## Tasks
• A. Write out the part of the passage about the pen company's export plans starting with "For the domestic" and going on through "stores for distribution.".
• B. Give the listing again from its first line through the line with "1055, 1459, 1142]", swapping "components" for "items" and leaving everything else the same.

The Rs. 92.69 crore Today’s Writing Products is also looking at this export pie. Currently just 3% of its revenue comes from exports. The company wants to increase the top line and take the share of exports from 3% to 50%. All in a period of two years.

To achieve this the company is going to set up a plant with a capacity of 2 million pens per day at an investment of Rs. 58 crores. The current capacity of the company is 1.5 million pens per day. This is going to be an export oriented unit and the implementation would start this September. The best thing about this plant is that the company will employ just fewer than 50 workers whereas the current plant has a number that tops two thousand.

Besides this the advantage that the company already has is that it is a fully integrated player and has facilities for mould making through assembly. This means that the company is more profitable and the company would better absorb the impact of rising raw material cost.

The international demand will be catered to in two ways. One is that the company will act as an OEM. This is where the huge volumes are as opposed to the other strategy of selling branded products. It is already selling branded products in the retail store of UK. Wal Mart has also done due diligence with the company to outsource.

For the domestic market the company wants to enter the high value pens markets where the profitability is higher and for this they want to use the malls and department stores for distribution.

The company made a profit of Rs.7.80 crores for the fiscal 2004-05. This was on a turnover of Rs. 92.69 crores and the EPS works out to be Rs.6.5. The current market price of the share is Rs.70 and the P/E comes to around 11 times. Considering the growth plans of the company it’s a good pick for anyone who can wait for the new plant to be up and running and the export realizations to translate into profits which could start happening in about a couple of years time.

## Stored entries
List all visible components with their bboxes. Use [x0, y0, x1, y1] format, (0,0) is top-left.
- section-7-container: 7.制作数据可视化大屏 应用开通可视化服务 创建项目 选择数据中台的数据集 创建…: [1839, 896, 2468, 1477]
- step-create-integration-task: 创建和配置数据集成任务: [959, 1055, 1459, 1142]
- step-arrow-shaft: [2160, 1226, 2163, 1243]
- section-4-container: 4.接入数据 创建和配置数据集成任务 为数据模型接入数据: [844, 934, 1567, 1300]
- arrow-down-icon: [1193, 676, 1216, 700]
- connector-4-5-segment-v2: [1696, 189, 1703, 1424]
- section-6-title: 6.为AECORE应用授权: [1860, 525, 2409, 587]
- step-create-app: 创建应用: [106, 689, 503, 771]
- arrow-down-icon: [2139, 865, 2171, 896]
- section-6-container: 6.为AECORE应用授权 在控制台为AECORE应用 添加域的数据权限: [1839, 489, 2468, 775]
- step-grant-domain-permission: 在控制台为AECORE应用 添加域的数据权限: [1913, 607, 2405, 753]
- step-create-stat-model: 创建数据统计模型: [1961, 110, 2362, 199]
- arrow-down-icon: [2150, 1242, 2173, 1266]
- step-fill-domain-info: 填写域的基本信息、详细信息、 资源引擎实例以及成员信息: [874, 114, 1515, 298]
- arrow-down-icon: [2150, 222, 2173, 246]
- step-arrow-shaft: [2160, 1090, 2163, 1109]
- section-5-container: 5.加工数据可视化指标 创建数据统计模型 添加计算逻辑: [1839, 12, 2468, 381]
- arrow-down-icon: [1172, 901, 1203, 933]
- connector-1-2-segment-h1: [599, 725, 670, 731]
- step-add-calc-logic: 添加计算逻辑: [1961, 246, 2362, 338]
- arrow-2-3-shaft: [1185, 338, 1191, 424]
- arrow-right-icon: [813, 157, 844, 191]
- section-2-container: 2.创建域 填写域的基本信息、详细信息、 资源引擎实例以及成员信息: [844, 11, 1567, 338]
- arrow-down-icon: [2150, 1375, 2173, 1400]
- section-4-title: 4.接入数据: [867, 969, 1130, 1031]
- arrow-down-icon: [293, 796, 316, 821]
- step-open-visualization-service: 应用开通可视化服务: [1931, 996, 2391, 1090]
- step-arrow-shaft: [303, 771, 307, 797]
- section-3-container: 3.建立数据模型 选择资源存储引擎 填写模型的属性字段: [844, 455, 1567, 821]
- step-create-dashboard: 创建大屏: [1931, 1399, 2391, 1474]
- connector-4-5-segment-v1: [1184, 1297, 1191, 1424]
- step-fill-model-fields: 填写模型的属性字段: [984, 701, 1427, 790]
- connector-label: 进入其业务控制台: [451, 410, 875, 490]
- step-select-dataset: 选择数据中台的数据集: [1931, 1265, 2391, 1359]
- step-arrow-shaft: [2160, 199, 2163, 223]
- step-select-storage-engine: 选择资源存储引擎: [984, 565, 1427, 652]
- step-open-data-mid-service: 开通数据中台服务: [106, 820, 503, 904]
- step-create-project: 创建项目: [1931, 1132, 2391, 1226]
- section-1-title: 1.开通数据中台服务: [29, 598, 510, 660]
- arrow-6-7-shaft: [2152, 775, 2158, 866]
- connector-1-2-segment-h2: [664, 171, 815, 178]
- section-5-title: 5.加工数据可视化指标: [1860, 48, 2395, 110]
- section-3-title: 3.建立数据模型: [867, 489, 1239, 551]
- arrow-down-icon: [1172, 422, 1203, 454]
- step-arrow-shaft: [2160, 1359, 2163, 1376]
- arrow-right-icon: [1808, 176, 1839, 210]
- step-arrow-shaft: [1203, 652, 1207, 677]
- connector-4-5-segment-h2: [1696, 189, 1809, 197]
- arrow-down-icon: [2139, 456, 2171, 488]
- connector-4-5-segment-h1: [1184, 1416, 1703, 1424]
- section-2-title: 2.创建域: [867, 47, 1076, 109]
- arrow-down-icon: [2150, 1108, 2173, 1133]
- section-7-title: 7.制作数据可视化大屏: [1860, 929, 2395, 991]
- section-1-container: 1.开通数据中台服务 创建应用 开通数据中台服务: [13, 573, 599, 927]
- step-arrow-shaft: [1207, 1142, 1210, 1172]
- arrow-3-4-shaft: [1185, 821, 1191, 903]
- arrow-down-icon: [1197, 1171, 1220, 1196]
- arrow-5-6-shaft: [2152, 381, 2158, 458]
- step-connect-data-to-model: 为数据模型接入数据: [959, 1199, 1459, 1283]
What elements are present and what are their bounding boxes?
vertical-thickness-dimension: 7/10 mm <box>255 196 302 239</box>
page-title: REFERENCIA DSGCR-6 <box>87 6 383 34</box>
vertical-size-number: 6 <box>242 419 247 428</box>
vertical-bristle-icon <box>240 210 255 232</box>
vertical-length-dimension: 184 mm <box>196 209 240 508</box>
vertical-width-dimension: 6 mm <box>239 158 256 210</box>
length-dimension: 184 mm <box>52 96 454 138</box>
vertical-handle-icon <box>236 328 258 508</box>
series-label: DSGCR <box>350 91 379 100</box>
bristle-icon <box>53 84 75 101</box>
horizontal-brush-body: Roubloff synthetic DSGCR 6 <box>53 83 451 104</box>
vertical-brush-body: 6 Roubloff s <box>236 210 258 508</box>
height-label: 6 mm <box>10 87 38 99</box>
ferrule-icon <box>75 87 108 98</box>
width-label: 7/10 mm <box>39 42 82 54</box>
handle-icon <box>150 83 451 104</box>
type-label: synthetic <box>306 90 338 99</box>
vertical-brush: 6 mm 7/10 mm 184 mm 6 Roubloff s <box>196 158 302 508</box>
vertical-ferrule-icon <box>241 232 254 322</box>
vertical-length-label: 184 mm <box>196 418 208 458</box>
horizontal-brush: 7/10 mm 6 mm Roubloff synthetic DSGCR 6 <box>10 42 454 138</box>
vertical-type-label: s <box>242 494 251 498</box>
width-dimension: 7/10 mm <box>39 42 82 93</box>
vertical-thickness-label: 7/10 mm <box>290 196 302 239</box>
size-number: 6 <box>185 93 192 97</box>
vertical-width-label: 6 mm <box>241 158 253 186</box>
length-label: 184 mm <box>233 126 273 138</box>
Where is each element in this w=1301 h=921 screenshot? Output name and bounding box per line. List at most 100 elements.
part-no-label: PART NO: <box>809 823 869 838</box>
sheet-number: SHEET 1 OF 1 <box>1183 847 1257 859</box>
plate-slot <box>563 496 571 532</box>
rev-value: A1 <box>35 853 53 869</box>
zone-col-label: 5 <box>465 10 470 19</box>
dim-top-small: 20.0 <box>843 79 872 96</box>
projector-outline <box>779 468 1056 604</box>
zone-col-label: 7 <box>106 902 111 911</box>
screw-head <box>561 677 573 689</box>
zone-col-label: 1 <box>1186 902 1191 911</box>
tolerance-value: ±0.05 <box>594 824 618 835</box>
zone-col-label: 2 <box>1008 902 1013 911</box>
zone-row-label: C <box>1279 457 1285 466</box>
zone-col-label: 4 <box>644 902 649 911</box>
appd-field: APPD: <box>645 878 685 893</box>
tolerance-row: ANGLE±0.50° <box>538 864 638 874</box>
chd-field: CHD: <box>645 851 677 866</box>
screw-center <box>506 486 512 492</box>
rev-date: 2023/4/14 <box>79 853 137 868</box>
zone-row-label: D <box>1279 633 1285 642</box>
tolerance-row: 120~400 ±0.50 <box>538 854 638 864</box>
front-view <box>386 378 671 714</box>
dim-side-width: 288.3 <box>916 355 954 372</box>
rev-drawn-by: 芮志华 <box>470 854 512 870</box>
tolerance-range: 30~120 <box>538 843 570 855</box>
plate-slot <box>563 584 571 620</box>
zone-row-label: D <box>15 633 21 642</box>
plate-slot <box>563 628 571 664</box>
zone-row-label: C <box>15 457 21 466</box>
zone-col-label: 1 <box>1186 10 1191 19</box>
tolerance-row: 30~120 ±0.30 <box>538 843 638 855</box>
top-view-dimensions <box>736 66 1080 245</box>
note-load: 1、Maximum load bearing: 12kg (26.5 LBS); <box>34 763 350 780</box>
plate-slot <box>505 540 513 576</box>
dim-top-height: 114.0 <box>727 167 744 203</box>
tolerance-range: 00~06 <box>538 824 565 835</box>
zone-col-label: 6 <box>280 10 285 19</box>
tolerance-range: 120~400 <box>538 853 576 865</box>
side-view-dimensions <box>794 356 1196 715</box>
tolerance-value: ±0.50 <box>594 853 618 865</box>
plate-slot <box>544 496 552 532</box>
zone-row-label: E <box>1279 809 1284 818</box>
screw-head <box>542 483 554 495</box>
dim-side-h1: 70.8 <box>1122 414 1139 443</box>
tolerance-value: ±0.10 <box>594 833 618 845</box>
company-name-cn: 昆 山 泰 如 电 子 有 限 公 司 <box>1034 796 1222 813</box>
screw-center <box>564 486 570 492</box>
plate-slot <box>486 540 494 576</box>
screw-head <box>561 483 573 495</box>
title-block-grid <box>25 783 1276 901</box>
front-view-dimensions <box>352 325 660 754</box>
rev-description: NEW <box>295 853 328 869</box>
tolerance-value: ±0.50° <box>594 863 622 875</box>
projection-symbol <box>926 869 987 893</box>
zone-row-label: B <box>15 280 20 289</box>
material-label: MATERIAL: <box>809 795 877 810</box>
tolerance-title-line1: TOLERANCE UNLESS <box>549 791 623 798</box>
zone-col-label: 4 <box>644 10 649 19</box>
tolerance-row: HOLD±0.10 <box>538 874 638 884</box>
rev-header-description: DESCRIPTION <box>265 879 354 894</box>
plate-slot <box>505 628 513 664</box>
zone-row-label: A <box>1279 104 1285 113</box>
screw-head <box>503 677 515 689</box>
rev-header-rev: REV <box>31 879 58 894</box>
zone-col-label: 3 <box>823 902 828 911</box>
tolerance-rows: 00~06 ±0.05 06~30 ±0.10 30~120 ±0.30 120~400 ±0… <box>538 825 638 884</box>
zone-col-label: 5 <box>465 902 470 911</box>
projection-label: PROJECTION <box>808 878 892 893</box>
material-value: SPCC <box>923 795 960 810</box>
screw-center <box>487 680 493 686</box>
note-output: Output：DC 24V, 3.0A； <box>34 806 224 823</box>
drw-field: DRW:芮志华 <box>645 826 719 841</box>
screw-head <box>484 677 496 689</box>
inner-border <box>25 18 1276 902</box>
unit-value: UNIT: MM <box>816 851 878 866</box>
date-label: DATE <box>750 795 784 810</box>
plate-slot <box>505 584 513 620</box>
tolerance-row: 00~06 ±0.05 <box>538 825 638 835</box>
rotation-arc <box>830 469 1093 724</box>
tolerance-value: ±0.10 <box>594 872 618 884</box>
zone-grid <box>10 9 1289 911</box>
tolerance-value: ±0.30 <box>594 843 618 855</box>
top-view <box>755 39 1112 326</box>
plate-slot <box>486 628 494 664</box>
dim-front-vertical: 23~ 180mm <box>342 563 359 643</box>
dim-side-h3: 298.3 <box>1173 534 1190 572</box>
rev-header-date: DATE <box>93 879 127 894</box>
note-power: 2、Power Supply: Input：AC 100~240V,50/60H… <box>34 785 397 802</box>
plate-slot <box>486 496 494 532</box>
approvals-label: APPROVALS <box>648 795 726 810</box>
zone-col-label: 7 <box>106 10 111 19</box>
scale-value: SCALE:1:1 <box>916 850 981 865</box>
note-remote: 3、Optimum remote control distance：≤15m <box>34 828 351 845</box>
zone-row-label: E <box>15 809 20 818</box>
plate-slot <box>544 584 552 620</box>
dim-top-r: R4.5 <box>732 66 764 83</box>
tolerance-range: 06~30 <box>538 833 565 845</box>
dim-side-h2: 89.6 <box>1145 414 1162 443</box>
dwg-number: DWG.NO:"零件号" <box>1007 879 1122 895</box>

## Results
• A.
For the domestic market the company wants to enter the high value pens markets where the profitability is higher and for this they want to use the malls and department stores for distribution.

• B.
List all visible items with their bboxes. Use [x0, y0, x1, y1] format, (0,0) is top-left.
- section-7-container: 7.制作数据可视化大屏 应用开通可视化服务 创建项目 选择数据中台的数据集 创建…: [1839, 896, 2468, 1477]
- step-create-integration-task: 创建和配置数据集成任务: [959, 1055, 1459, 1142]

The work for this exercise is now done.